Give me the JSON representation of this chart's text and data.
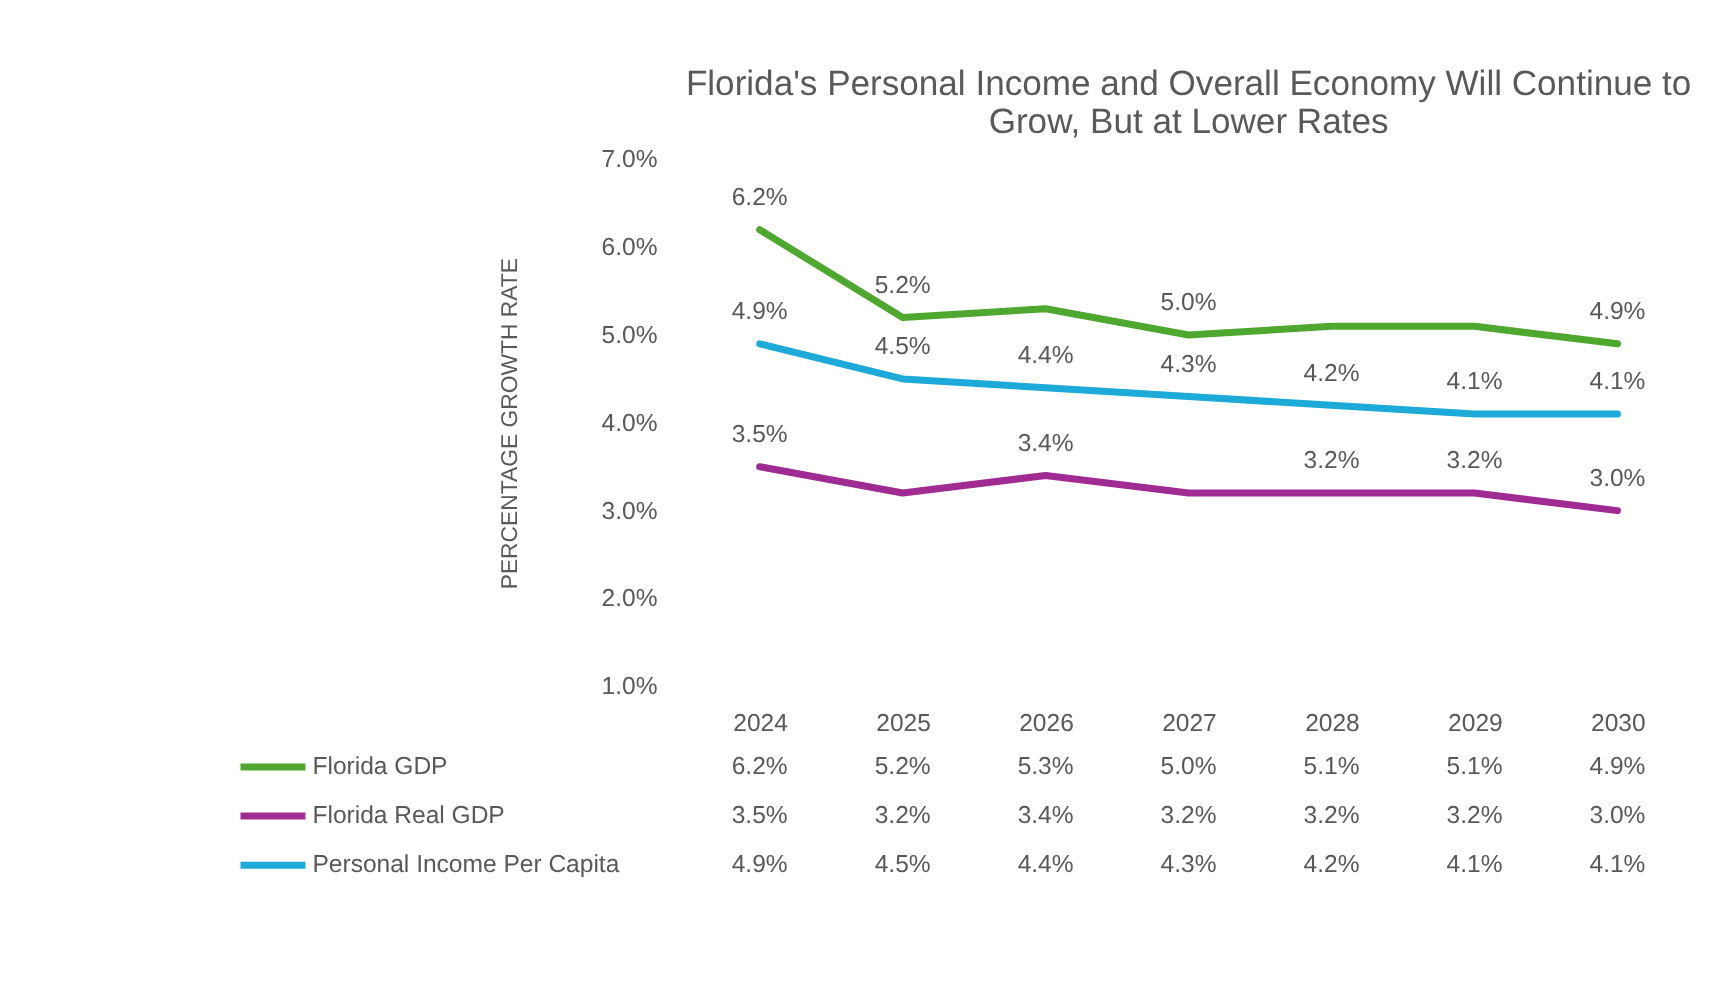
{
  "chart_data": {
    "type": "line",
    "title": "Florida's Personal Income and Overall Economy Will Continue to Grow, But at Lower Rates",
    "ylabel": "PERCENTAGE GROWTH RATE",
    "categories": [
      "2024",
      "2025",
      "2026",
      "2027",
      "2028",
      "2029",
      "2030"
    ],
    "ylim": [
      1,
      7
    ],
    "yticks": [
      {
        "value": 1,
        "label": "1.0%"
      },
      {
        "value": 2,
        "label": "2.0%"
      },
      {
        "value": 3,
        "label": "3.0%"
      },
      {
        "value": 4,
        "label": "4.0%"
      },
      {
        "value": 5,
        "label": "5.0%"
      },
      {
        "value": 6,
        "label": "6.0%"
      },
      {
        "value": 7,
        "label": "7.0%"
      }
    ],
    "grid": false,
    "legend": "bottom",
    "line_style": "solid",
    "series": [
      {
        "name": "Florida GDP",
        "color": "#4ea72e",
        "values": [
          6.2,
          5.2,
          5.3,
          5.0,
          5.1,
          5.1,
          4.9
        ],
        "value_labels": [
          "6.2%",
          "5.2%",
          "5.3%",
          "5.0%",
          "5.1%",
          "5.1%",
          "4.9%"
        ]
      },
      {
        "name": "Florida Real GDP",
        "color": "#a02b93",
        "values": [
          3.5,
          3.2,
          3.4,
          3.2,
          3.2,
          3.2,
          3.0
        ],
        "value_labels": [
          "3.5%",
          "3.2%",
          "3.4%",
          "3.2%",
          "3.2%",
          "3.2%",
          "3.0%"
        ]
      },
      {
        "name": "Personal Income Per Capita",
        "color": "#1eaad8",
        "values": [
          4.9,
          4.5,
          4.4,
          4.3,
          4.2,
          4.1,
          4.1
        ],
        "value_labels": [
          "4.9%",
          "4.5%",
          "4.4%",
          "4.3%",
          "4.2%",
          "4.1%",
          "4.1%"
        ]
      }
    ],
    "annotations": [
      {
        "text": "6.2%",
        "x": "2024",
        "y": 6.2
      },
      {
        "text": "5.2%",
        "x": "2025",
        "y": 5.2
      },
      {
        "text": "5.0%",
        "x": "2027",
        "y": 5.0
      },
      {
        "text": "4.9%",
        "x": "2030",
        "y": 4.9
      },
      {
        "text": "4.9%",
        "x": "2024",
        "y": 4.9
      },
      {
        "text": "4.5%",
        "x": "2025",
        "y": 4.5
      },
      {
        "text": "4.4%",
        "x": "2026",
        "y": 4.4
      },
      {
        "text": "4.3%",
        "x": "2027",
        "y": 4.3
      },
      {
        "text": "4.2%",
        "x": "2028",
        "y": 4.2
      },
      {
        "text": "4.1%",
        "x": "2029",
        "y": 4.1
      },
      {
        "text": "4.1%",
        "x": "2030",
        "y": 4.1
      },
      {
        "text": "3.5%",
        "x": "2024",
        "y": 3.5
      },
      {
        "text": "3.4%",
        "x": "2026",
        "y": 3.4
      },
      {
        "text": "3.2%",
        "x": "2028",
        "y": 3.2
      },
      {
        "text": "3.2%",
        "x": "2029",
        "y": 3.2
      },
      {
        "text": "3.0%",
        "x": "2030",
        "y": 3.0
      }
    ]
  }
}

* * *

### Exercise objective
Copy all the data exactly as written, but skip any picture.

### Exercise result
Give me the JSON representation of this chart's text and data.
{
  "chart_data": {
    "type": "line",
    "title": "Florida's Personal Income and Overall Economy Will Continue to Grow, But at Lower Rates",
    "ylabel": "PERCENTAGE GROWTH RATE",
    "categories": [
      "2024",
      "2025",
      "2026",
      "2027",
      "2028",
      "2029",
      "2030"
    ],
    "ylim": [
      1,
      7
    ],
    "yticks": [
      {
        "value": 1,
        "label": "1.0%"
      },
      {
        "value": 2,
        "label": "2.0%"
      },
      {
        "value": 3,
        "label": "3.0%"
      },
      {
        "value": 4,
        "label": "4.0%"
      },
      {
        "value": 5,
        "label": "5.0%"
      },
      {
        "value": 6,
        "label": "6.0%"
      },
      {
        "value": 7,
        "label": "7.0%"
      }
    ],
    "grid": false,
    "legend": "bottom",
    "line_style": "solid",
    "series": [
      {
        "name": "Florida GDP",
        "color": "#4ea72e",
        "values": [
          6.2,
          5.2,
          5.3,
          5.0,
          5.1,
          5.1,
          4.9
        ],
        "value_labels": [
          "6.2%",
          "5.2%",
          "5.3%",
          "5.0%",
          "5.1%",
          "5.1%",
          "4.9%"
        ]
      },
      {
        "name": "Florida Real GDP",
        "color": "#a02b93",
        "values": [
          3.5,
          3.2,
          3.4,
          3.2,
          3.2,
          3.2,
          3.0
        ],
        "value_labels": [
          "3.5%",
          "3.2%",
          "3.4%",
          "3.2%",
          "3.2%",
          "3.2%",
          "3.0%"
        ]
      },
      {
        "name": "Personal Income Per Capita",
        "color": "#1eaad8",
        "values": [
          4.9,
          4.5,
          4.4,
          4.3,
          4.2,
          4.1,
          4.1
        ],
        "value_labels": [
          "4.9%",
          "4.5%",
          "4.4%",
          "4.3%",
          "4.2%",
          "4.1%",
          "4.1%"
        ]
      }
    ],
    "annotations": [
      {
        "text": "6.2%",
        "x": "2024",
        "y": 6.2
      },
      {
        "text": "5.2%",
        "x": "2025",
        "y": 5.2
      },
      {
        "text": "5.0%",
        "x": "2027",
        "y": 5.0
      },
      {
        "text": "4.9%",
        "x": "2030",
        "y": 4.9
      },
      {
        "text": "4.9%",
        "x": "2024",
        "y": 4.9
      },
      {
        "text": "4.5%",
        "x": "2025",
        "y": 4.5
      },
      {
        "text": "4.4%",
        "x": "2026",
        "y": 4.4
      },
      {
        "text": "4.3%",
        "x": "2027",
        "y": 4.3
      },
      {
        "text": "4.2%",
        "x": "2028",
        "y": 4.2
      },
      {
        "text": "4.1%",
        "x": "2029",
        "y": 4.1
      },
      {
        "text": "4.1%",
        "x": "2030",
        "y": 4.1
      },
      {
        "text": "3.5%",
        "x": "2024",
        "y": 3.5
      },
      {
        "text": "3.4%",
        "x": "2026",
        "y": 3.4
      },
      {
        "text": "3.2%",
        "x": "2028",
        "y": 3.2
      },
      {
        "text": "3.2%",
        "x": "2029",
        "y": 3.2
      },
      {
        "text": "3.0%",
        "x": "2030",
        "y": 3.0
      }
    ]
  }
}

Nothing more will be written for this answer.